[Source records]
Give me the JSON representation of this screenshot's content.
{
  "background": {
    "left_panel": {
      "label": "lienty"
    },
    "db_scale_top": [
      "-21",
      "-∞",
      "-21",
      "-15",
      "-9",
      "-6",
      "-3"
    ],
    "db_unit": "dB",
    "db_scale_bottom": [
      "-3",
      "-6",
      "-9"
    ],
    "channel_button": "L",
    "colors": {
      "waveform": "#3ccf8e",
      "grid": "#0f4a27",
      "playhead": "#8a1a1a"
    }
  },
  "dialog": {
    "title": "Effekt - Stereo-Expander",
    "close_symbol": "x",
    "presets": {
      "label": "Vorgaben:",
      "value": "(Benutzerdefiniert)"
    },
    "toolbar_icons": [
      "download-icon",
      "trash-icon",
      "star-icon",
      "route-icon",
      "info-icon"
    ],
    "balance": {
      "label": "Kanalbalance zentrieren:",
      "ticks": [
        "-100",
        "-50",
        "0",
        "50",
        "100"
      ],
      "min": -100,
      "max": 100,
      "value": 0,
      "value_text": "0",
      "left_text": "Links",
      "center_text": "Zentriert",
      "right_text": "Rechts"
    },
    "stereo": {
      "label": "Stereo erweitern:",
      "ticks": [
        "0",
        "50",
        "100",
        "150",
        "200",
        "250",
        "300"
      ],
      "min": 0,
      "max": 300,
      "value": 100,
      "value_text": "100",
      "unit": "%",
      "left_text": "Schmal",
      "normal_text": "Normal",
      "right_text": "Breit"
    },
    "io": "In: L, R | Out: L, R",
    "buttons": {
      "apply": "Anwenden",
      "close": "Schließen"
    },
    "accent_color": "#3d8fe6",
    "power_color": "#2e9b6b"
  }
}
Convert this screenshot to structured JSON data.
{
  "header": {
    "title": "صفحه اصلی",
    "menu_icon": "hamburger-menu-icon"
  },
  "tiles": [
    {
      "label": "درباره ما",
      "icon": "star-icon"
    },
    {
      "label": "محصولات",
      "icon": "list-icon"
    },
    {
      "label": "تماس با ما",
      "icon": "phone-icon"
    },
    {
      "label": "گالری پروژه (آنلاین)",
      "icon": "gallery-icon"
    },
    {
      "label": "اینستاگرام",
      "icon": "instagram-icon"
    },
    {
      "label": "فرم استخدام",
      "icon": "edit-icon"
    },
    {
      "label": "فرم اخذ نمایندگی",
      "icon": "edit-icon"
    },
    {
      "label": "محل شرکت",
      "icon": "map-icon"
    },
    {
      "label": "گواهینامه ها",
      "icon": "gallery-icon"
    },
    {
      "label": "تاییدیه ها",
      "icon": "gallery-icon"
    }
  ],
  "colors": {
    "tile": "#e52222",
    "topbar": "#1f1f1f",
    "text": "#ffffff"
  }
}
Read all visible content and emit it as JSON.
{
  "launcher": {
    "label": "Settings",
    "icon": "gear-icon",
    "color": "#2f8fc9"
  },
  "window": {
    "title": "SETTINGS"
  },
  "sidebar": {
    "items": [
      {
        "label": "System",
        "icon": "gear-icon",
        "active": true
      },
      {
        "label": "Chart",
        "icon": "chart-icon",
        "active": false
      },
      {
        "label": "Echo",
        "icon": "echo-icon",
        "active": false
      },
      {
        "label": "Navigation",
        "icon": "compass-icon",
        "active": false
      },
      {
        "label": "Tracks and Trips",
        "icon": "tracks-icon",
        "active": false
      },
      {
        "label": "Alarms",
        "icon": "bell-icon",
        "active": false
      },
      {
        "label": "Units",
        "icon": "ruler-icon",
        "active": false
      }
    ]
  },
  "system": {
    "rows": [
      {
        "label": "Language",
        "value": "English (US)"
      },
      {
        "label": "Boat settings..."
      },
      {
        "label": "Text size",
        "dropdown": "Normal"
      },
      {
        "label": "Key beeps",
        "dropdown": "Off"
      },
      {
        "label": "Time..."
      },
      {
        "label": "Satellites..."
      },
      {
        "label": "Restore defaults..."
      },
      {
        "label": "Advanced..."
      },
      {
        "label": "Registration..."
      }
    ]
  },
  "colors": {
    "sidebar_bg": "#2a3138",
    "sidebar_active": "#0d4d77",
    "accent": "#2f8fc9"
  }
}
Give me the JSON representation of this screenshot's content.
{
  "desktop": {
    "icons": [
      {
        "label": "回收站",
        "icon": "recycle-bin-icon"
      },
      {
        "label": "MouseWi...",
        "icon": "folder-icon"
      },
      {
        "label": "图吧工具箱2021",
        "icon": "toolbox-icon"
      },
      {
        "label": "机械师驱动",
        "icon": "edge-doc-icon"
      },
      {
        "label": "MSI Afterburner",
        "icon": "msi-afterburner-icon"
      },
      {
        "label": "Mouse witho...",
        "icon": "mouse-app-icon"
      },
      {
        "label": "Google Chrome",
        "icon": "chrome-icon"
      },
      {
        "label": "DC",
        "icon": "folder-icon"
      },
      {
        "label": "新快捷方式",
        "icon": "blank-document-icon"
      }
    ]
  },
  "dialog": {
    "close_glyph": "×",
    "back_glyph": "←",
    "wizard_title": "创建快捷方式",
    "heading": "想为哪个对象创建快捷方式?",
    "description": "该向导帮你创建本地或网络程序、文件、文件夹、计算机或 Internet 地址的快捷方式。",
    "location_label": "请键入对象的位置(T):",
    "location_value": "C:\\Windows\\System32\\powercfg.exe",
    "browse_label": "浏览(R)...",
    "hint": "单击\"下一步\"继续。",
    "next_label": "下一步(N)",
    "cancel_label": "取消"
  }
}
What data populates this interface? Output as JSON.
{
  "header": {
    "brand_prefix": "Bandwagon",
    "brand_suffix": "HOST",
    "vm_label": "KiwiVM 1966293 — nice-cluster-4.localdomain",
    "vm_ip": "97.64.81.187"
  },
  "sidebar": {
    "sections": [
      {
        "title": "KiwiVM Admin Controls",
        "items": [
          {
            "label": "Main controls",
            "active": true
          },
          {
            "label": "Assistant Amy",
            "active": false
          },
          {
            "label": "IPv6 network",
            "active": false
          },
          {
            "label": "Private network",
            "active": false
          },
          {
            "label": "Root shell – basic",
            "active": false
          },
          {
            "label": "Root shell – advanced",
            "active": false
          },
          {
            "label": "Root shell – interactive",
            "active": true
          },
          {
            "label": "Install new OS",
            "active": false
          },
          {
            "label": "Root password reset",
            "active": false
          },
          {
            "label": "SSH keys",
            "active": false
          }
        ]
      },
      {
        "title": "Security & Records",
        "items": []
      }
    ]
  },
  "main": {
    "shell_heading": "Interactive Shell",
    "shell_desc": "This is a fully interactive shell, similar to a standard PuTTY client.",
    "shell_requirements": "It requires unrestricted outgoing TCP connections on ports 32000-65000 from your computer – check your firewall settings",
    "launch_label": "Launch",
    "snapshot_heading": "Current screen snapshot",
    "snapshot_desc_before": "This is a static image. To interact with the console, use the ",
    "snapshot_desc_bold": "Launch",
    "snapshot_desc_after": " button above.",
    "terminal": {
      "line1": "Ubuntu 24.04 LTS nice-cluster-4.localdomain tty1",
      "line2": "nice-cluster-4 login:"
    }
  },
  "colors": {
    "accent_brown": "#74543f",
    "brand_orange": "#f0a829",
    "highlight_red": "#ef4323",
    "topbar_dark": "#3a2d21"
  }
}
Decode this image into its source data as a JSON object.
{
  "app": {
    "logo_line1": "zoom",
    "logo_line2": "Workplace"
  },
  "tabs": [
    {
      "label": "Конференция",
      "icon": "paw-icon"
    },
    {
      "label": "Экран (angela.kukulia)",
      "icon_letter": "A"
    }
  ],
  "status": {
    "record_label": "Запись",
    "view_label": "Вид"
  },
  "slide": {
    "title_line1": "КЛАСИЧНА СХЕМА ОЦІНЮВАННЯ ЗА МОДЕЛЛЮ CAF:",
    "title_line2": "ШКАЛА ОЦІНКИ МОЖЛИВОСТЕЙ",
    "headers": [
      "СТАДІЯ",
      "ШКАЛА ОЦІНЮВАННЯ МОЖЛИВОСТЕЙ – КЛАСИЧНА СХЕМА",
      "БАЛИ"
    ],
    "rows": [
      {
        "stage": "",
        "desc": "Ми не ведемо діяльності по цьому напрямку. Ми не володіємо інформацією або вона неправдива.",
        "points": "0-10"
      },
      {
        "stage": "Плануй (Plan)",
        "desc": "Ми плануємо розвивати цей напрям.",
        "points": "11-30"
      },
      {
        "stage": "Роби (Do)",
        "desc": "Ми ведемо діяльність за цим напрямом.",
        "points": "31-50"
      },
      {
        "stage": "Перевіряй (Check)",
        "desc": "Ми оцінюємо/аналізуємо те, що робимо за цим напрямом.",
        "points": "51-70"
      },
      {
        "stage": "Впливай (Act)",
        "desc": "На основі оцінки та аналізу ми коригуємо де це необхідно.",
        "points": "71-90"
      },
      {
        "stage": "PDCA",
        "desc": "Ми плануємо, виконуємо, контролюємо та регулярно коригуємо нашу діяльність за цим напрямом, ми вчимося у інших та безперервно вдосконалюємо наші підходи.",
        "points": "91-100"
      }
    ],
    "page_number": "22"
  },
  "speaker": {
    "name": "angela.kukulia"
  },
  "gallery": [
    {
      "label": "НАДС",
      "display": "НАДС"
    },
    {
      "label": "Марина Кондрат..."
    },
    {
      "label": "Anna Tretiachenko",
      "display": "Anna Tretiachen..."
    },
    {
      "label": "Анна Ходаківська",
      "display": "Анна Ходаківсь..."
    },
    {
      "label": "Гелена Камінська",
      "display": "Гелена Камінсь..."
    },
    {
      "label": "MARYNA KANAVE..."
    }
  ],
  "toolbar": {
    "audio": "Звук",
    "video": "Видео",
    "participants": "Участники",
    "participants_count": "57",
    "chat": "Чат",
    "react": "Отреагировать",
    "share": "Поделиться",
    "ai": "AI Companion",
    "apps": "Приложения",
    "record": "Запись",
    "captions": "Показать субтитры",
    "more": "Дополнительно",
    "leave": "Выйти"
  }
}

— The exercise —
Pick out every line above that contains the word "СХЕМА" and copy it.

— Full solution —
    "title_line1": "КЛАСИЧНА СХЕМА ОЦІНЮВАННЯ ЗА МОДЕЛЛЮ CAF:",
      "ШКАЛА ОЦІНЮВАННЯ МОЖЛИВОСТЕЙ – КЛАСИЧНА СХЕМА",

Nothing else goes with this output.